> What this task involves
Output every entry below word for word, without its pictures.

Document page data
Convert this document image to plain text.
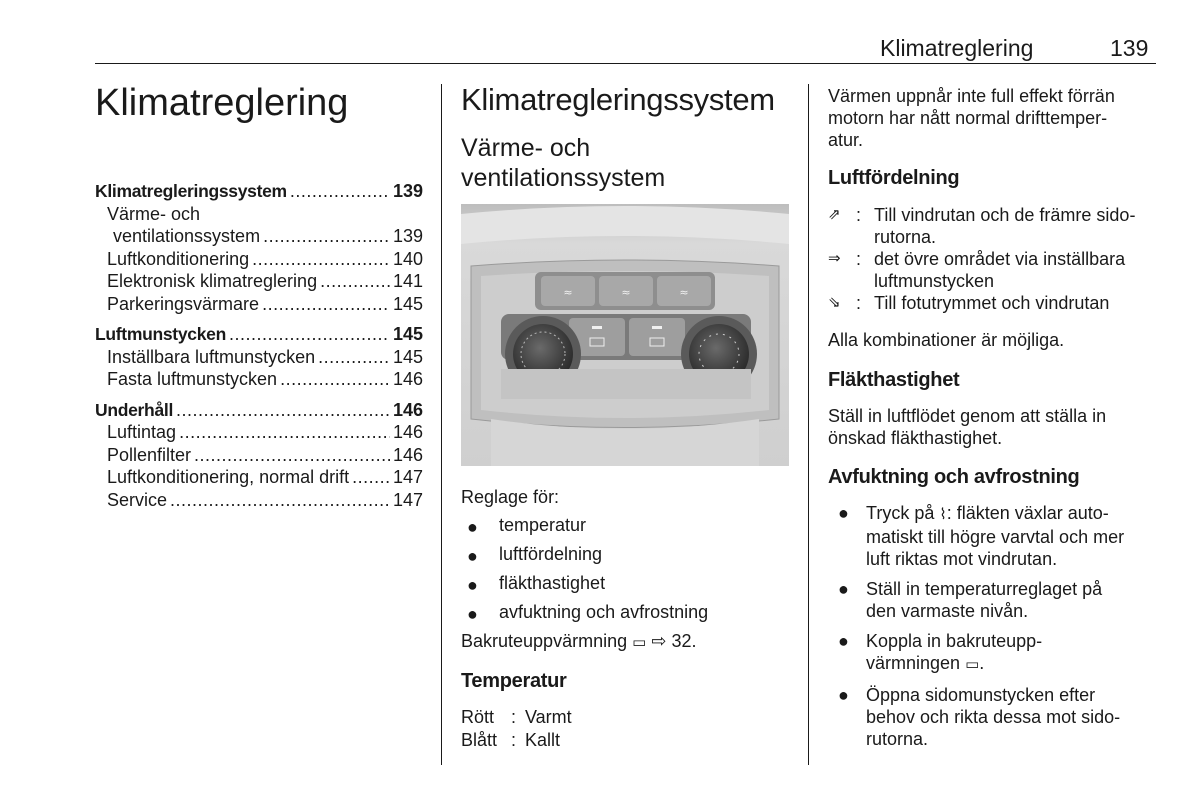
Klimatreglering	139
Klimatreglering
Klimatregleringssystem .....	139
Värme- och
ventilationssystem .....	139
Luftkonditionering .....	140
Elektronisk klimatreglering .....	141
Parkeringsvärmare .....	145
Luftmunstycken .....	145
Inställbara luftmunstycken .....	145
Fasta luftmunstycken .....	146
Underhåll .....	146
Luftintag .....	146
Pollenfilter .....	146
Luftkonditionering, normal drift ..... 147
Service .....	147
Klimatregleringssystem
Värme- och
ventilationssystem
≈	≈	≈
Reglage för:
● temperatur
● luftfördelning
● fläkthastighet
● avfuktning och avfrostning
Bakruteuppvärmning ▭ ⇨ 32.
Temperatur
Rött : Varmt
Blått : Kallt
Värmen uppnår inte full effekt förrän
motorn har nått normal drifttemper-
atur.
Luftfördelning
⇗ : Till vindrutan och de främre sido-
rutorna.
⇒ : det övre området via inställbara
luftmunstycken
⇘ : Till fotutrymmet och vindrutan
Alla kombinationer är möjliga.
Fläkthastighet
Ställ in luftflödet genom att ställa in
önskad fläkthastighet.
Avfuktning och avfrostning
● Tryck på ⌇: fläkten växlar auto-
matiskt till högre varvtal och mer
luft riktas mot vindrutan.
● Ställ in temperaturreglaget på
den varmaste nivån.
● Koppla in bakruteupp-
värmningen ▭.
● Öppna sidomunstycken efter
behov och rikta dessa mot sido-
rutorna.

> Written response
Convert this document image to plain text.
Klimatreglering	139
Klimatreglering
Klimatregleringssystem .....	139
Värme- och
ventilationssystem .....	139
Luftkonditionering .....	140
Elektronisk klimatreglering .....	141
Parkeringsvärmare .....	145
Luftmunstycken .....	145
Inställbara luftmunstycken .....	145
Fasta luftmunstycken .....	146
Underhåll .....	146
Luftintag .....	146
Pollenfilter .....	146
Luftkonditionering, normal drift ..... 147
Service .....	147
Klimatregleringssystem
Värme- och
ventilationssystem
≈	≈	≈
Reglage för:
● temperatur
● luftfördelning
● fläkthastighet
● avfuktning och avfrostning
Bakruteuppvärmning ▭ ⇨ 32.
Temperatur
Rött : Varmt
Blått : Kallt
Värmen uppnår inte full effekt förrän
motorn har nått normal drifttemper-
atur.
Luftfördelning
⇗ : Till vindrutan och de främre sido-
rutorna.
⇒ : det övre området via inställbara
luftmunstycken
⇘ : Till fotutrymmet och vindrutan
Alla kombinationer är möjliga.
Fläkthastighet
Ställ in luftflödet genom att ställa in
önskad fläkthastighet.
Avfuktning och avfrostning
● Tryck på ⌇: fläkten växlar auto-
matiskt till högre varvtal och mer
luft riktas mot vindrutan.
● Ställ in temperaturreglaget på
den varmaste nivån.
● Koppla in bakruteupp-
värmningen ▭.
● Öppna sidomunstycken efter
behov och rikta dessa mot sido-
rutorna.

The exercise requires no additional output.